- [Request]: Transcribe the records below exactly as they appear.

- [Information provided]:
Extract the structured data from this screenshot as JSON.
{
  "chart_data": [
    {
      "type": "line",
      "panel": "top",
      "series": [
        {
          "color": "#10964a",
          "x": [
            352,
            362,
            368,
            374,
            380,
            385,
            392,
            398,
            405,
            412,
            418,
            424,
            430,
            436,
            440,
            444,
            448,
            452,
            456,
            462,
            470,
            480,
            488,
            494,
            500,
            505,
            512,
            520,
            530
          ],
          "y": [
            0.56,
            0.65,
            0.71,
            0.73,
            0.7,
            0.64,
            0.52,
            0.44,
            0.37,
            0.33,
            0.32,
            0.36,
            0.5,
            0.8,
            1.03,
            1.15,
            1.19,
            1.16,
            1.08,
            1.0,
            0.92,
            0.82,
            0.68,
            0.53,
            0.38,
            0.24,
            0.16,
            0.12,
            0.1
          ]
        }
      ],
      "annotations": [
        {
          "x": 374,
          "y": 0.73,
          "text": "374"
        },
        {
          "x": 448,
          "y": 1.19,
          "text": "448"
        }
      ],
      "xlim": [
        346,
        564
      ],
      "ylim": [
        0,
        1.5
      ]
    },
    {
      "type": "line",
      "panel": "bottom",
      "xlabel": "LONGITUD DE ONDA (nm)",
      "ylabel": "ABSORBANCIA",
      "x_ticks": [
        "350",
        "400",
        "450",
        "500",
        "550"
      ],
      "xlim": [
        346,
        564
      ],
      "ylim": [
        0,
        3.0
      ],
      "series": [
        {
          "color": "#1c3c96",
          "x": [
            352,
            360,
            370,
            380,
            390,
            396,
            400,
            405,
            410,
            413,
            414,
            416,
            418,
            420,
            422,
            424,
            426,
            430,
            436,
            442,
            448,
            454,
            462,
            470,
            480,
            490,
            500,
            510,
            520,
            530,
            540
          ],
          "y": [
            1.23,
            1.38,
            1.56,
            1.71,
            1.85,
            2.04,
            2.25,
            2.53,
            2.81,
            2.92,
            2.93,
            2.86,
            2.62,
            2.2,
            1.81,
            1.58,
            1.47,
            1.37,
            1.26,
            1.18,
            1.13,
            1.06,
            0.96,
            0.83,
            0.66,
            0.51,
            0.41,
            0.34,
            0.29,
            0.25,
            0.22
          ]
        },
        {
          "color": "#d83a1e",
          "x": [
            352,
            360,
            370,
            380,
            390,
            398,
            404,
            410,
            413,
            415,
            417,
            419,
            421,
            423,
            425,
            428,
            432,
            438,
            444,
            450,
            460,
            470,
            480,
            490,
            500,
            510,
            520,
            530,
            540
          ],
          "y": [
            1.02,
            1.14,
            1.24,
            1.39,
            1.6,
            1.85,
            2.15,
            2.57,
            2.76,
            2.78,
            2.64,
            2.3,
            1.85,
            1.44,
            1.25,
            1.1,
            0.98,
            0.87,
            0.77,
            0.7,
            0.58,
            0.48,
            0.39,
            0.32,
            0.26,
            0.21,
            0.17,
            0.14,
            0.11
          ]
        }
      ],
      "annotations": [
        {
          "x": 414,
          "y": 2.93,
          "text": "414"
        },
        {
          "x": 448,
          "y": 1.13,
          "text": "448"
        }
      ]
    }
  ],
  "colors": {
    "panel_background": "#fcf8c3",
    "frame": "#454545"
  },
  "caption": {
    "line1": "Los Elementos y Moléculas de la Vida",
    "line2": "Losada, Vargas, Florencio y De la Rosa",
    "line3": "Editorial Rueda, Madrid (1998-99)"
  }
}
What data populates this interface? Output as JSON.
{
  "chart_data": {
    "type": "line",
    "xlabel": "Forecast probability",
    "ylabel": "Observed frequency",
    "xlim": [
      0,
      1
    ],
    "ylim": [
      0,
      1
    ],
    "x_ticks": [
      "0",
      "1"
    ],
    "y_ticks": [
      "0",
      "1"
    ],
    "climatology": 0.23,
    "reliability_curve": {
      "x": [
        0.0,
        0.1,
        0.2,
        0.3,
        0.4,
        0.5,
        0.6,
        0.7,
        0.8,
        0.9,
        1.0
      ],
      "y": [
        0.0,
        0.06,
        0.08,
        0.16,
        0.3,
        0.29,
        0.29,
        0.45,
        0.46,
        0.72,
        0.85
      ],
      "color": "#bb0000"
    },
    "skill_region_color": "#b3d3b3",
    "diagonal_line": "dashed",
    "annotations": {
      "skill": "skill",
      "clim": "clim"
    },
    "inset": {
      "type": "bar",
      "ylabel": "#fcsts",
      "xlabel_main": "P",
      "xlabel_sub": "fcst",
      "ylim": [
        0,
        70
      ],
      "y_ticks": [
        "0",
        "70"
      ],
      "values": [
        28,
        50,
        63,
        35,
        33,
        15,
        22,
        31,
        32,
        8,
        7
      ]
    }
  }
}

- [Completed exercise]:
Extract the structured data from this screenshot as JSON.
{
  "chart_data": [
    {
      "type": "line",
      "panel": "top",
      "series": [
        {
          "color": "#10964a",
          "x": [
            352,
            362,
            368,
            374,
            380,
            385,
            392,
            398,
            405,
            412,
            418,
            424,
            430,
            436,
            440,
            444,
            448,
            452,
            456,
            462,
            470,
            480,
            488,
            494,
            500,
            505,
            512,
            520,
            530
          ],
          "y": [
            0.56,
            0.65,
            0.71,
            0.73,
            0.7,
            0.64,
            0.52,
            0.44,
            0.37,
            0.33,
            0.32,
            0.36,
            0.5,
            0.8,
            1.03,
            1.15,
            1.19,
            1.16,
            1.08,
            1.0,
            0.92,
            0.82,
            0.68,
            0.53,
            0.38,
            0.24,
            0.16,
            0.12,
            0.1
          ]
        }
      ],
      "annotations": [
        {
          "x": 374,
          "y": 0.73,
          "text": "374"
        },
        {
          "x": 448,
          "y": 1.19,
          "text": "448"
        }
      ],
      "xlim": [
        346,
        564
      ],
      "ylim": [
        0,
        1.5
      ]
    },
    {
      "type": "line",
      "panel": "bottom",
      "xlabel": "LONGITUD DE ONDA (nm)",
      "ylabel": "ABSORBANCIA",
      "x_ticks": [
        "350",
        "400",
        "450",
        "500",
        "550"
      ],
      "xlim": [
        346,
        564
      ],
      "ylim": [
        0,
        3.0
      ],
      "series": [
        {
          "color": "#1c3c96",
          "x": [
            352,
            360,
            370,
            380,
            390,
            396,
            400,
            405,
            410,
            413,
            414,
            416,
            418,
            420,
            422,
            424,
            426,
            430,
            436,
            442,
            448,
            454,
            462,
            470,
            480,
            490,
            500,
            510,
            520,
            530,
            540
          ],
          "y": [
            1.23,
            1.38,
            1.56,
            1.71,
            1.85,
            2.04,
            2.25,
            2.53,
            2.81,
            2.92,
            2.93,
            2.86,
            2.62,
            2.2,
            1.81,
            1.58,
            1.47,
            1.37,
            1.26,
            1.18,
            1.13,
            1.06,
            0.96,
            0.83,
            0.66,
            0.51,
            0.41,
            0.34,
            0.29,
            0.25,
            0.22
          ]
        },
        {
          "color": "#d83a1e",
          "x": [
            352,
            360,
            370,
            380,
            390,
            398,
            404,
            410,
            413,
            415,
            417,
            419,
            421,
            423,
            425,
            428,
            432,
            438,
            444,
            450,
            460,
            470,
            480,
            490,
            500,
            510,
            520,
            530,
            540
          ],
          "y": [
            1.02,
            1.14,
            1.24,
            1.39,
            1.6,
            1.85,
            2.15,
            2.57,
            2.76,
            2.78,
            2.64,
            2.3,
            1.85,
            1.44,
            1.25,
            1.1,
            0.98,
            0.87,
            0.77,
            0.7,
            0.58,
            0.48,
            0.39,
            0.32,
            0.26,
            0.21,
            0.17,
            0.14,
            0.11
          ]
        }
      ],
      "annotations": [
        {
          "x": 414,
          "y": 2.93,
          "text": "414"
        },
        {
          "x": 448,
          "y": 1.13,
          "text": "448"
        }
      ]
    }
  ],
  "colors": {
    "panel_background": "#fcf8c3",
    "frame": "#454545"
  },
  "caption": {
    "line1": "Los Elementos y Moléculas de la Vida",
    "line2": "Losada, Vargas, Florencio y De la Rosa",
    "line3": "Editorial Rueda, Madrid (1998-99)"
  }
}
What data populates this interface? Output as JSON.
{
  "chart_data": {
    "type": "line",
    "xlabel": "Forecast probability",
    "ylabel": "Observed frequency",
    "xlim": [
      0,
      1
    ],
    "ylim": [
      0,
      1
    ],
    "x_ticks": [
      "0",
      "1"
    ],
    "y_ticks": [
      "0",
      "1"
    ],
    "climatology": 0.23,
    "reliability_curve": {
      "x": [
        0.0,
        0.1,
        0.2,
        0.3,
        0.4,
        0.5,
        0.6,
        0.7,
        0.8,
        0.9,
        1.0
      ],
      "y": [
        0.0,
        0.06,
        0.08,
        0.16,
        0.3,
        0.29,
        0.29,
        0.45,
        0.46,
        0.72,
        0.85
      ],
      "color": "#bb0000"
    },
    "skill_region_color": "#b3d3b3",
    "diagonal_line": "dashed",
    "annotations": {
      "skill": "skill",
      "clim": "clim"
    },
    "inset": {
      "type": "bar",
      "ylabel": "#fcsts",
      "xlabel_main": "P",
      "xlabel_sub": "fcst",
      "ylim": [
        0,
        70
      ],
      "y_ticks": [
        "0",
        "70"
      ],
      "values": [
        28,
        50,
        63,
        35,
        33,
        15,
        22,
        31,
        32,
        8,
        7
      ]
    }
  }
}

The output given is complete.